Directions | Write out the whole of the material exactly.

Collected data |

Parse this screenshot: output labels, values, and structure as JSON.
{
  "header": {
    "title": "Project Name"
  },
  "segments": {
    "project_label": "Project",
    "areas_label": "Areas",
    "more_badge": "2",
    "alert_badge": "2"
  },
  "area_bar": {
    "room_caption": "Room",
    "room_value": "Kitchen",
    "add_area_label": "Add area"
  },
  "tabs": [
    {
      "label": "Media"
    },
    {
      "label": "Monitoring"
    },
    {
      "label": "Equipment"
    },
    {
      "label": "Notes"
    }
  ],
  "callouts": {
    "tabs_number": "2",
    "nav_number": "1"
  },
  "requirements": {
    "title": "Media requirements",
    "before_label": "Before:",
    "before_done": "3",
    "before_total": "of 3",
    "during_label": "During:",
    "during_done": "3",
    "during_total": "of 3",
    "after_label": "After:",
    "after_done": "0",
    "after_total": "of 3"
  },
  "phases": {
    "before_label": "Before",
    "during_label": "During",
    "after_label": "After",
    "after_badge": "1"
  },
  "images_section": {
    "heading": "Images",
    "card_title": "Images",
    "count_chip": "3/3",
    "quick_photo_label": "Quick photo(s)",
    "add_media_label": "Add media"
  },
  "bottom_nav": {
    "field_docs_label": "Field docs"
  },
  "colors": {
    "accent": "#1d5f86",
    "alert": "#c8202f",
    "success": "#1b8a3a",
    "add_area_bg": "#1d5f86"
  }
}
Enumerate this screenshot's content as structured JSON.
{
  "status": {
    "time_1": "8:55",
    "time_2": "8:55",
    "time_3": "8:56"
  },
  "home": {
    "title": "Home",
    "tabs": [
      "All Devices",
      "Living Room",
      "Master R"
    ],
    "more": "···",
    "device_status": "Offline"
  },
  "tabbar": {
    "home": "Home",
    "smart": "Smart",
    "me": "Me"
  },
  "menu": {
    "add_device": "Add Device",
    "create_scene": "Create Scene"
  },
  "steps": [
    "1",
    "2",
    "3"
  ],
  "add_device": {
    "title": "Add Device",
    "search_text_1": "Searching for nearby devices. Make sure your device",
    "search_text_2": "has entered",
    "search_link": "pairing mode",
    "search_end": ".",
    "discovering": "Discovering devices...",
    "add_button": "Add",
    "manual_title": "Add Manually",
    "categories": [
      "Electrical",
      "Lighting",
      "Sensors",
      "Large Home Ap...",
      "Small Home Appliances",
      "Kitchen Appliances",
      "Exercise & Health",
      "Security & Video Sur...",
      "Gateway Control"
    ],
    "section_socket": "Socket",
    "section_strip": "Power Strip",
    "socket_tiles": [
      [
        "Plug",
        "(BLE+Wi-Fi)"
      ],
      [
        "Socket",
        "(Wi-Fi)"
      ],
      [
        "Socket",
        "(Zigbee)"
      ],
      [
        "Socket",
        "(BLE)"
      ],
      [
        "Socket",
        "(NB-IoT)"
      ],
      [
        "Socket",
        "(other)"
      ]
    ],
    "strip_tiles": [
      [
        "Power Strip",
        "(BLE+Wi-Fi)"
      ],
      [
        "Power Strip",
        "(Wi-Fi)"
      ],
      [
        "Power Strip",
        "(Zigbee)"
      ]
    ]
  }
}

Correct answer |
Parse this screenshot: output labels, values, and structure as JSON.
{
  "header": {
    "title": "Project Name"
  },
  "segments": {
    "project_label": "Project",
    "areas_label": "Areas",
    "more_badge": "2",
    "alert_badge": "2"
  },
  "area_bar": {
    "room_caption": "Room",
    "room_value": "Kitchen",
    "add_area_label": "Add area"
  },
  "tabs": [
    {
      "label": "Media"
    },
    {
      "label": "Monitoring"
    },
    {
      "label": "Equipment"
    },
    {
      "label": "Notes"
    }
  ],
  "callouts": {
    "tabs_number": "2",
    "nav_number": "1"
  },
  "requirements": {
    "title": "Media requirements",
    "before_label": "Before:",
    "before_done": "3",
    "before_total": "of 3",
    "during_label": "During:",
    "during_done": "3",
    "during_total": "of 3",
    "after_label": "After:",
    "after_done": "0",
    "after_total": "of 3"
  },
  "phases": {
    "before_label": "Before",
    "during_label": "During",
    "after_label": "After",
    "after_badge": "1"
  },
  "images_section": {
    "heading": "Images",
    "card_title": "Images",
    "count_chip": "3/3",
    "quick_photo_label": "Quick photo(s)",
    "add_media_label": "Add media"
  },
  "bottom_nav": {
    "field_docs_label": "Field docs"
  },
  "colors": {
    "accent": "#1d5f86",
    "alert": "#c8202f",
    "success": "#1b8a3a",
    "add_area_bg": "#1d5f86"
  }
}
Enumerate this screenshot's content as structured JSON.
{
  "status": {
    "time_1": "8:55",
    "time_2": "8:55",
    "time_3": "8:56"
  },
  "home": {
    "title": "Home",
    "tabs": [
      "All Devices",
      "Living Room",
      "Master R"
    ],
    "more": "···",
    "device_status": "Offline"
  },
  "tabbar": {
    "home": "Home",
    "smart": "Smart",
    "me": "Me"
  },
  "menu": {
    "add_device": "Add Device",
    "create_scene": "Create Scene"
  },
  "steps": [
    "1",
    "2",
    "3"
  ],
  "add_device": {
    "title": "Add Device",
    "search_text_1": "Searching for nearby devices. Make sure your device",
    "search_text_2": "has entered",
    "search_link": "pairing mode",
    "search_end": ".",
    "discovering": "Discovering devices...",
    "add_button": "Add",
    "manual_title": "Add Manually",
    "categories": [
      "Electrical",
      "Lighting",
      "Sensors",
      "Large Home Ap...",
      "Small Home Appliances",
      "Kitchen Appliances",
      "Exercise & Health",
      "Security & Video Sur...",
      "Gateway Control"
    ],
    "section_socket": "Socket",
    "section_strip": "Power Strip",
    "socket_tiles": [
      [
        "Plug",
        "(BLE+Wi-Fi)"
      ],
      [
        "Socket",
        "(Wi-Fi)"
      ],
      [
        "Socket",
        "(Zigbee)"
      ],
      [
        "Socket",
        "(BLE)"
      ],
      [
        "Socket",
        "(NB-IoT)"
      ],
      [
        "Socket",
        "(other)"
      ]
    ],
    "strip_tiles": [
      [
        "Power Strip",
        "(BLE+Wi-Fi)"
      ],
      [
        "Power Strip",
        "(Wi-Fi)"
      ],
      [
        "Power Strip",
        "(Zigbee)"
      ]
    ]
  }
}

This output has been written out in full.